TASK PROMPT -
Copy the data that follows exactly. Include no pictures.

DATA SUPPLIED -
[Start]

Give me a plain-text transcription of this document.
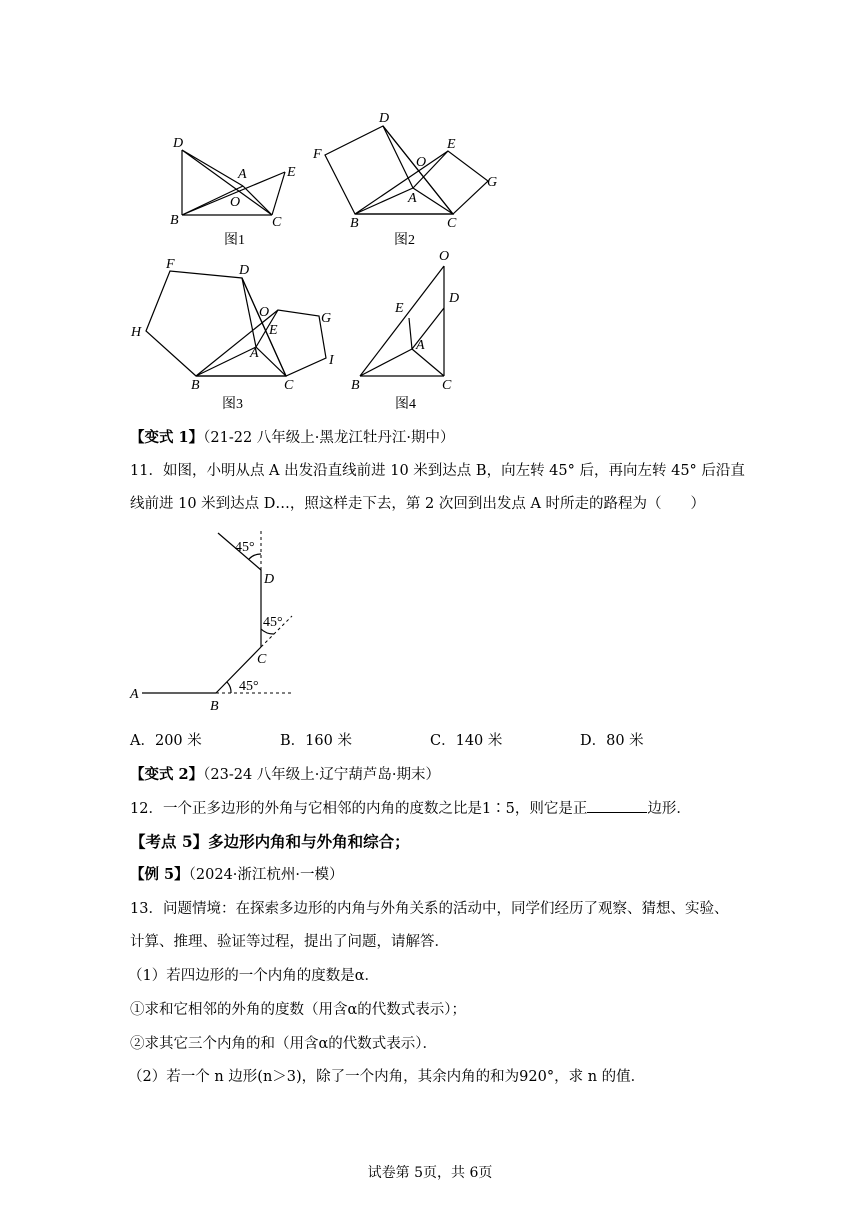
D
A	E
O
B	C
图1
D
F
E
O
G
A
B	C
图2
F	D
O	G
E
H
A	I
B	C
图3
O
D
E
A
B	C
图4
【变式 1】（21-22 八年级上·黑龙江牡丹江·期中）
11．如图，小明从点 A 出发沿直线前进 10 米到达点 B，向左转 45° 后，再向左转 45° 后沿直
线前进 10 米到达点 D…，照这样走下去，第 2 次回到出发点 A 时所走的路程为（　　）
A
B
C
D
45°
45°
45°
A．200 米	B．160 米	C．140 米	D．80 米
【变式 2】（23-24 八年级上·辽宁葫芦岛·期末）
12．一个正多边形的外角与它相邻的内角的度数之比是1∶5，则它是正	边形．
【考点 5】多边形内角和与外角和综合；
【例 5】（2024·浙江杭州·一模）
13．问题情境：在探索多边形的内角与外角关系的活动中，同学们经历了观察、猜想、实验、
计算、推理、验证等过程，提出了问题，请解答．
（1）若四边形的一个内角的度数是α．
①求和它相邻的外角的度数（用含α的代数式表示）；
②求其它三个内角的和（用含α的代数式表示）．
（2）若一个 n 边形(n＞3)，除了一个内角，其余内角的和为920°，求 n 的值．
试卷第 5页，共 6页
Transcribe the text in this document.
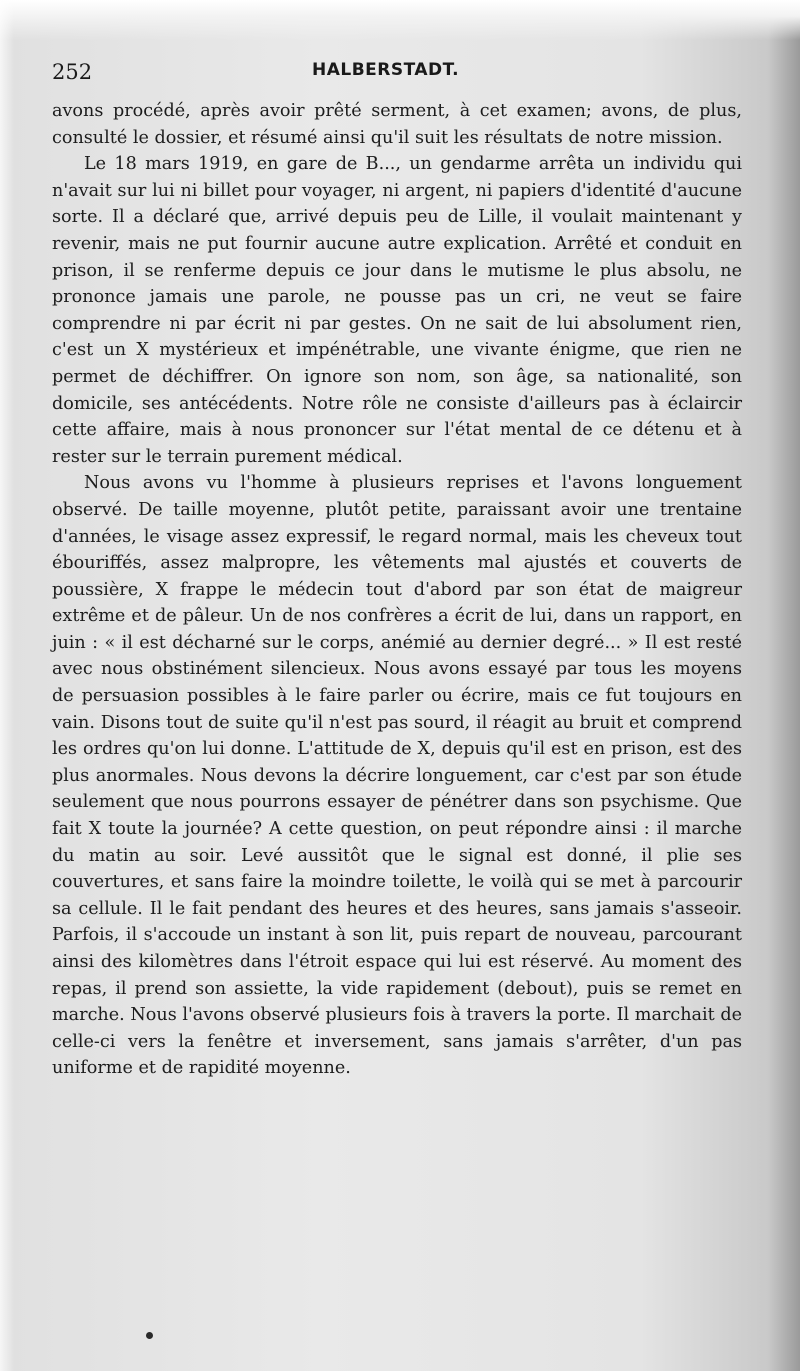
252	HALBERSTADT.

avons procédé, après avoir prêté serment, à cet examen; avons, de plus, consulté le dossier, et résumé ainsi qu'il suit les résultats de notre mission.

Le 18 mars 1919, en gare de B..., un gendarme arrêta un individu qui n'avait sur lui ni billet pour voyager, ni argent, ni papiers d'identité d'aucune sorte. Il a déclaré que, arrivé depuis peu de Lille, il voulait maintenant y revenir, mais ne put fournir aucune autre explication. Arrêté et conduit en prison, il se renferme depuis ce jour dans le mutisme le plus absolu, ne prononce jamais une parole, ne pousse pas un cri, ne veut se faire comprendre ni par écrit ni par gestes. On ne sait de lui absolument rien, c'est un X mystérieux et impénétrable, une vivante énigme, que rien ne permet de déchiffrer. On ignore son nom, son âge, sa nationalité, son domicile, ses antécédents. Notre rôle ne consiste d'ailleurs pas à éclaircir cette affaire, mais à nous prononcer sur l'état mental de ce détenu et à rester sur le terrain purement médical.

Nous avons vu l'homme à plusieurs reprises et l'avons longuement observé. De taille moyenne, plutôt petite, paraissant avoir une trentaine d'années, le visage assez expressif, le regard normal, mais les cheveux tout ébouriffés, assez malpropre, les vêtements mal ajustés et couverts de poussière, X frappe le médecin tout d'abord par son état de maigreur extrême et de pâleur. Un de nos confrères a écrit de lui, dans un rapport, en juin : « il est décharné sur le corps, anémié au dernier degré... » Il est resté avec nous obstinément silencieux. Nous avons essayé par tous les moyens de persuasion possibles à le faire parler ou écrire, mais ce fut toujours en vain. Disons tout de suite qu'il n'est pas sourd, il réagit au bruit et comprend les ordres qu'on lui donne. L'attitude de X, depuis qu'il est en prison, est des plus anormales. Nous devons la décrire longuement, car c'est par son étude seulement que nous pourrons essayer de pénétrer dans son psychisme. Que fait X toute la journée? A cette question, on peut répondre ainsi : il marche du matin au soir. Levé aussitôt que le signal est donné, il plie ses couvertures, et sans faire la moindre toilette, le voilà qui se met à parcourir sa cellule. Il le fait pendant des heures et des heures, sans jamais s'asseoir. Parfois, il s'accoude un instant à son lit, puis repart de nouveau, parcourant ainsi des kilomètres dans l'étroit espace qui lui est réservé. Au moment des repas, il prend son assiette, la vide rapidement (debout), puis se remet en marche. Nous l'avons observé plusieurs fois à travers la porte. Il marchait de celle-ci vers la fenêtre et inversement, sans jamais s'arrêter, d'un pas uniforme et de rapidité moyenne.
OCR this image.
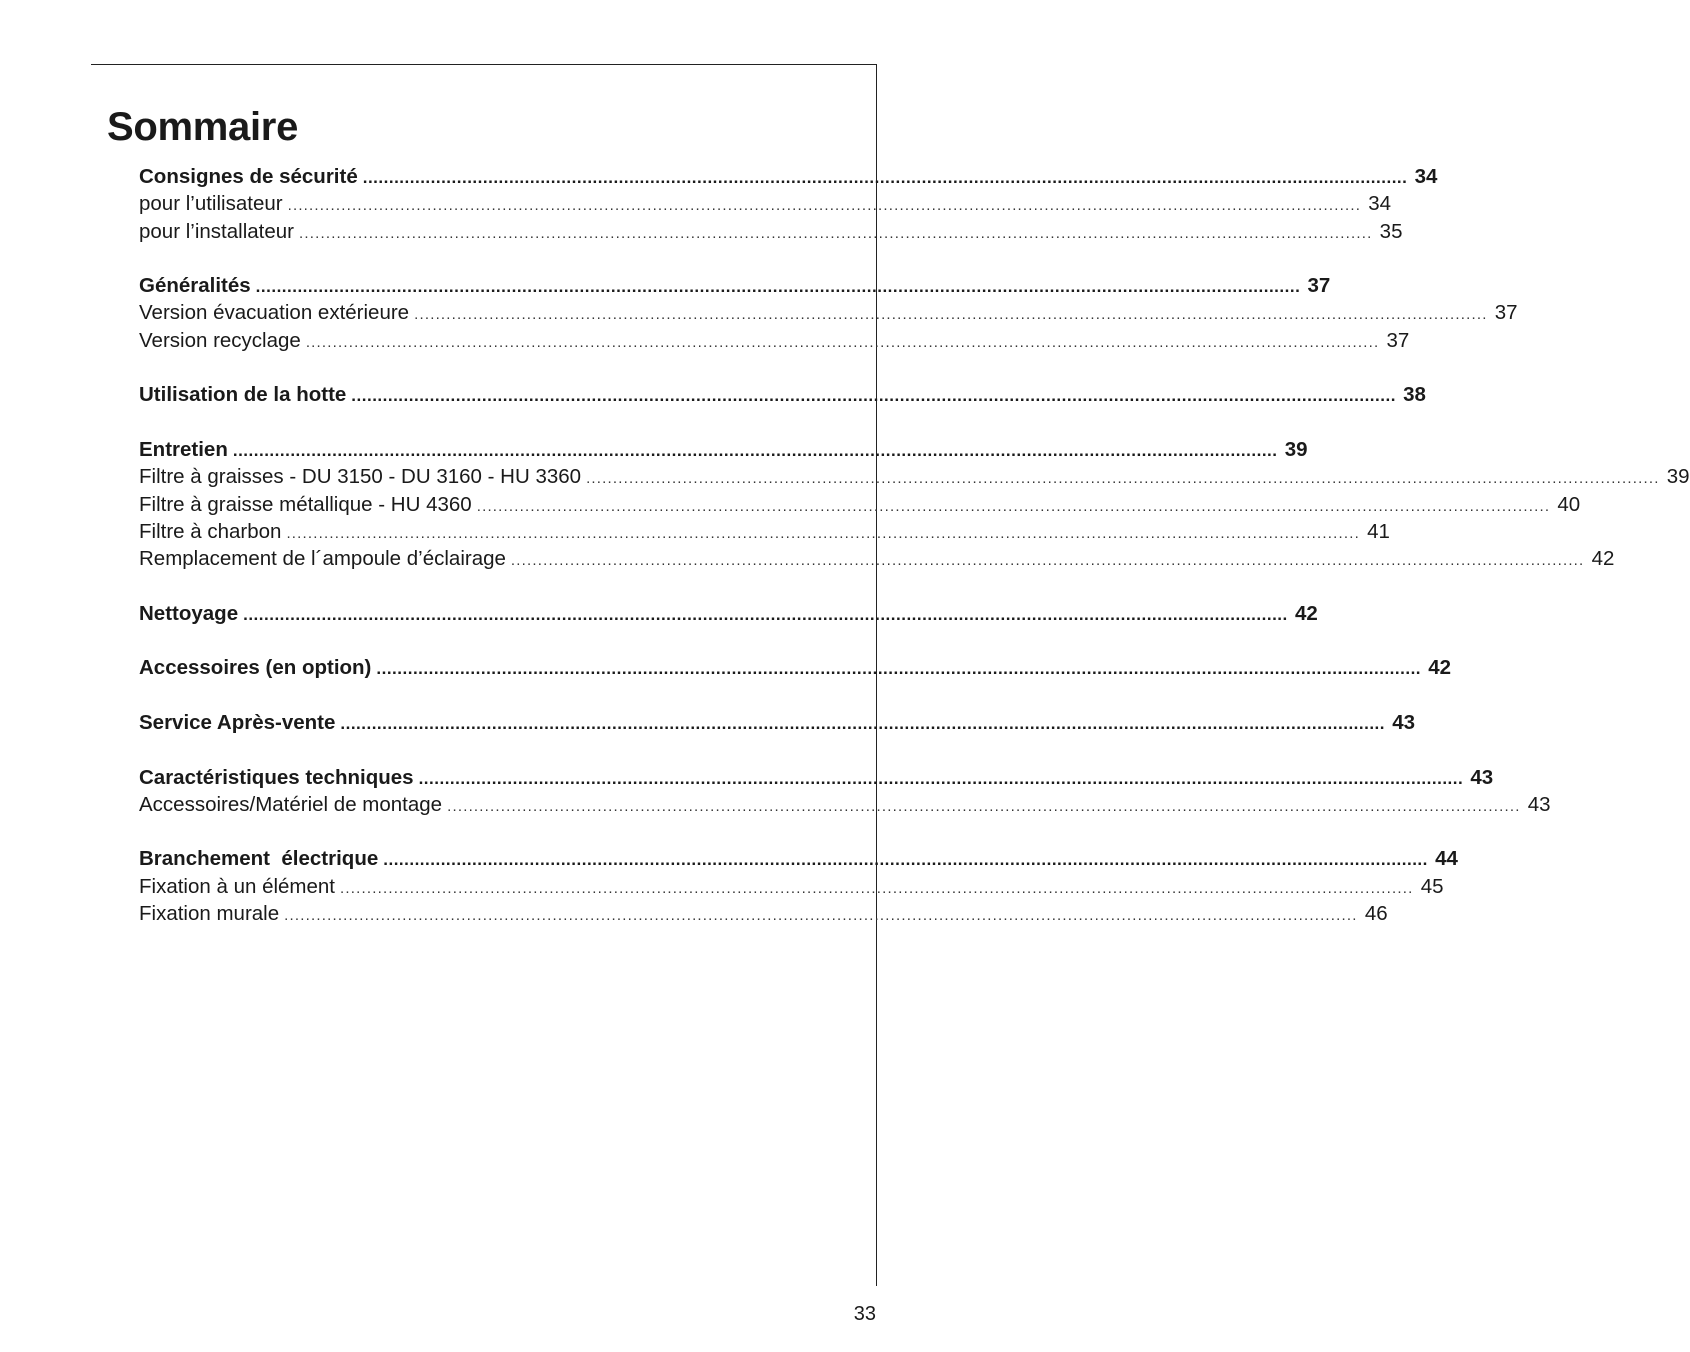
Sommaire
Consignes de sécurité ........................................................................................................................................................................................................ 34
pour l’utilisateur ........................................................................................................................................................................................................ 34
pour l’installateur ........................................................................................................................................................................................................ 35
Généralités ........................................................................................................................................................................................................ 37
Version évacuation extérieure ........................................................................................................................................................................................................ 37
Version recyclage ........................................................................................................................................................................................................ 37
Utilisation de la hotte ........................................................................................................................................................................................................ 38
Entretien ........................................................................................................................................................................................................ 39
Filtre à graisses - DU 3150 - DU 3160 - HU 3360 ........................................................................................................................................................................................................ 39
Filtre à graisse métallique - HU 4360 ........................................................................................................................................................................................................ 40
Filtre à charbon ........................................................................................................................................................................................................ 41
Remplacement de l´ampoule d’éclairage ........................................................................................................................................................................................................ 42
Nettoyage ........................................................................................................................................................................................................ 42
Accessoires (en option) ........................................................................................................................................................................................................ 42
Service Après-vente ........................................................................................................................................................................................................ 43
Caractéristiques techniques ........................................................................................................................................................................................................ 43
Accessoires/Matériel de montage ........................................................................................................................................................................................................ 43
Branchement  électrique ........................................................................................................................................................................................................ 44
Fixation à un élément ........................................................................................................................................................................................................ 45
Fixation murale ........................................................................................................................................................................................................ 46
33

[End]

SOLUTION -
Give me a plain-text transcription of this document.
D
A	E
O
B	C
图1
D
F
E
O
G
A
B	C
图2
F	D
O	G
E
H
A	I
B	C
图3
O
D
E
A
B	C
图4
【变式 1】（21-22 八年级上·黑龙江牡丹江·期中）
11．如图，小明从点 A 出发沿直线前进 10 米到达点 B，向左转 45° 后，再向左转 45° 后沿直
线前进 10 米到达点 D…，照这样走下去，第 2 次回到出发点 A 时所走的路程为（　　）
A
B
C
D
45°
45°
45°
A．200 米	B．160 米	C．140 米	D．80 米
【变式 2】（23-24 八年级上·辽宁葫芦岛·期末）
12．一个正多边形的外角与它相邻的内角的度数之比是1∶5，则它是正	边形．
【考点 5】多边形内角和与外角和综合；
【例 5】（2024·浙江杭州·一模）
13．问题情境：在探索多边形的内角与外角关系的活动中，同学们经历了观察、猜想、实验、
计算、推理、验证等过程，提出了问题，请解答．
（1）若四边形的一个内角的度数是α．
①求和它相邻的外角的度数（用含α的代数式表示）；
②求其它三个内角的和（用含α的代数式表示）．
（2）若一个 n 边形(n＞3)，除了一个内角，其余内角的和为920°，求 n 的值．
试卷第 5页，共 6页
Transcribe the text in this document.
252	HALBERSTADT.

avons procédé, après avoir prêté serment, à cet examen; avons, de plus, consulté le dossier, et résumé ainsi qu'il suit les résultats de notre mission.

Le 18 mars 1919, en gare de B..., un gendarme arrêta un individu qui n'avait sur lui ni billet pour voyager, ni argent, ni papiers d'identité d'aucune sorte. Il a déclaré que, arrivé depuis peu de Lille, il voulait maintenant y revenir, mais ne put fournir aucune autre explication. Arrêté et conduit en prison, il se renferme depuis ce jour dans le mutisme le plus absolu, ne prononce jamais une parole, ne pousse pas un cri, ne veut se faire comprendre ni par écrit ni par gestes. On ne sait de lui absolument rien, c'est un X mystérieux et impénétrable, une vivante énigme, que rien ne permet de déchiffrer. On ignore son nom, son âge, sa nationalité, son domicile, ses antécédents. Notre rôle ne consiste d'ailleurs pas à éclaircir cette affaire, mais à nous prononcer sur l'état mental de ce détenu et à rester sur le terrain purement médical.

Nous avons vu l'homme à plusieurs reprises et l'avons longuement observé. De taille moyenne, plutôt petite, paraissant avoir une trentaine d'années, le visage assez expressif, le regard normal, mais les cheveux tout ébouriffés, assez malpropre, les vêtements mal ajustés et couverts de poussière, X frappe le médecin tout d'abord par son état de maigreur extrême et de pâleur. Un de nos confrères a écrit de lui, dans un rapport, en juin : « il est décharné sur le corps, anémié au dernier degré... » Il est resté avec nous obstinément silencieux. Nous avons essayé par tous les moyens de persuasion possibles à le faire parler ou écrire, mais ce fut toujours en vain. Disons tout de suite qu'il n'est pas sourd, il réagit au bruit et comprend les ordres qu'on lui donne. L'attitude de X, depuis qu'il est en prison, est des plus anormales. Nous devons la décrire longuement, car c'est par son étude seulement que nous pourrons essayer de pénétrer dans son psychisme. Que fait X toute la journée? A cette question, on peut répondre ainsi : il marche du matin au soir. Levé aussitôt que le signal est donné, il plie ses couvertures, et sans faire la moindre toilette, le voilà qui se met à parcourir sa cellule. Il le fait pendant des heures et des heures, sans jamais s'asseoir. Parfois, il s'accoude un instant à son lit, puis repart de nouveau, parcourant ainsi des kilomètres dans l'étroit espace qui lui est réservé. Au moment des repas, il prend son assiette, la vide rapidement (debout), puis se remet en marche. Nous l'avons observé plusieurs fois à travers la porte. Il marchait de celle-ci vers la fenêtre et inversement, sans jamais s'arrêter, d'un pas uniforme et de rapidité moyenne.
OCR this image.
Sommaire
Consignes de sécurité ........................................................................................................................................................................................................ 34
pour l’utilisateur ........................................................................................................................................................................................................ 34
pour l’installateur ........................................................................................................................................................................................................ 35
Généralités ........................................................................................................................................................................................................ 37
Version évacuation extérieure ........................................................................................................................................................................................................ 37
Version recyclage ........................................................................................................................................................................................................ 37
Utilisation de la hotte ........................................................................................................................................................................................................ 38
Entretien ........................................................................................................................................................................................................ 39
Filtre à graisses - DU 3150 - DU 3160 - HU 3360 ........................................................................................................................................................................................................ 39
Filtre à graisse métallique - HU 4360 ........................................................................................................................................................................................................ 40
Filtre à charbon ........................................................................................................................................................................................................ 41
Remplacement de l´ampoule d’éclairage ........................................................................................................................................................................................................ 42
Nettoyage ........................................................................................................................................................................................................ 42
Accessoires (en option) ........................................................................................................................................................................................................ 42
Service Après-vente ........................................................................................................................................................................................................ 43
Caractéristiques techniques ........................................................................................................................................................................................................ 43
Accessoires/Matériel de montage ........................................................................................................................................................................................................ 43
Branchement  électrique ........................................................................................................................................................................................................ 44
Fixation à un élément ........................................................................................................................................................................................................ 45
Fixation murale ........................................................................................................................................................................................................ 46
33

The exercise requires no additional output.